> **TASK REQUIREMENTS**:
The listing below should be copied in full, word for word.

-------------------------

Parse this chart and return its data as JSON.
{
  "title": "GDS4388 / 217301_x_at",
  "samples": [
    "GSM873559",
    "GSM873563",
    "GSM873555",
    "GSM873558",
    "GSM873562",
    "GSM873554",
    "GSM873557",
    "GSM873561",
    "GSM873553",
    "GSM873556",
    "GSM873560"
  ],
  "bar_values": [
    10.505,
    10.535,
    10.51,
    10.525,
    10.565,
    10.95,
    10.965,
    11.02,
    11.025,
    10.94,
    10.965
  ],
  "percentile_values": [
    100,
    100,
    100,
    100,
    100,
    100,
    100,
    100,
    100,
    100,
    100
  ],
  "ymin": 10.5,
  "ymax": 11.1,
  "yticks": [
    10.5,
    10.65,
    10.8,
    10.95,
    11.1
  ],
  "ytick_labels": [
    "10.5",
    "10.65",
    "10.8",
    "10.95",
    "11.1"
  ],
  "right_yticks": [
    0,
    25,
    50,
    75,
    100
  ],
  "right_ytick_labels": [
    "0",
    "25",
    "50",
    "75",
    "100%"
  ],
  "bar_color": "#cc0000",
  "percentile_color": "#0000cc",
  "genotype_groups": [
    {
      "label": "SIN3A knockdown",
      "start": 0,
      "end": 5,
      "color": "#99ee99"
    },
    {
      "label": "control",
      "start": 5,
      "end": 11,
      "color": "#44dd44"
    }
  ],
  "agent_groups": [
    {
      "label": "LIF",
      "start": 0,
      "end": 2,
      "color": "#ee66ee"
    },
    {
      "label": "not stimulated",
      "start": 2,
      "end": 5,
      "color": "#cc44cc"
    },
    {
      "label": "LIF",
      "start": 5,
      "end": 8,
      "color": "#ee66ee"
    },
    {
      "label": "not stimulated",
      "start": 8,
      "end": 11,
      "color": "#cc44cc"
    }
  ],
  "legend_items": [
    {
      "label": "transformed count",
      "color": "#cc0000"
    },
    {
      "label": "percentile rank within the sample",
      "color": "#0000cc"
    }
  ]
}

-------------------------

> **EXPECTED ANSWER**:
Parse this chart and return its data as JSON.
{
  "title": "GDS4388 / 217301_x_at",
  "samples": [
    "GSM873559",
    "GSM873563",
    "GSM873555",
    "GSM873558",
    "GSM873562",
    "GSM873554",
    "GSM873557",
    "GSM873561",
    "GSM873553",
    "GSM873556",
    "GSM873560"
  ],
  "bar_values": [
    10.505,
    10.535,
    10.51,
    10.525,
    10.565,
    10.95,
    10.965,
    11.02,
    11.025,
    10.94,
    10.965
  ],
  "percentile_values": [
    100,
    100,
    100,
    100,
    100,
    100,
    100,
    100,
    100,
    100,
    100
  ],
  "ymin": 10.5,
  "ymax": 11.1,
  "yticks": [
    10.5,
    10.65,
    10.8,
    10.95,
    11.1
  ],
  "ytick_labels": [
    "10.5",
    "10.65",
    "10.8",
    "10.95",
    "11.1"
  ],
  "right_yticks": [
    0,
    25,
    50,
    75,
    100
  ],
  "right_ytick_labels": [
    "0",
    "25",
    "50",
    "75",
    "100%"
  ],
  "bar_color": "#cc0000",
  "percentile_color": "#0000cc",
  "genotype_groups": [
    {
      "label": "SIN3A knockdown",
      "start": 0,
      "end": 5,
      "color": "#99ee99"
    },
    {
      "label": "control",
      "start": 5,
      "end": 11,
      "color": "#44dd44"
    }
  ],
  "agent_groups": [
    {
      "label": "LIF",
      "start": 0,
      "end": 2,
      "color": "#ee66ee"
    },
    {
      "label": "not stimulated",
      "start": 2,
      "end": 5,
      "color": "#cc44cc"
    },
    {
      "label": "LIF",
      "start": 5,
      "end": 8,
      "color": "#ee66ee"
    },
    {
      "label": "not stimulated",
      "start": 8,
      "end": 11,
      "color": "#cc44cc"
    }
  ],
  "legend_items": [
    {
      "label": "transformed count",
      "color": "#cc0000"
    },
    {
      "label": "percentile rank within the sample",
      "color": "#0000cc"
    }
  ]
}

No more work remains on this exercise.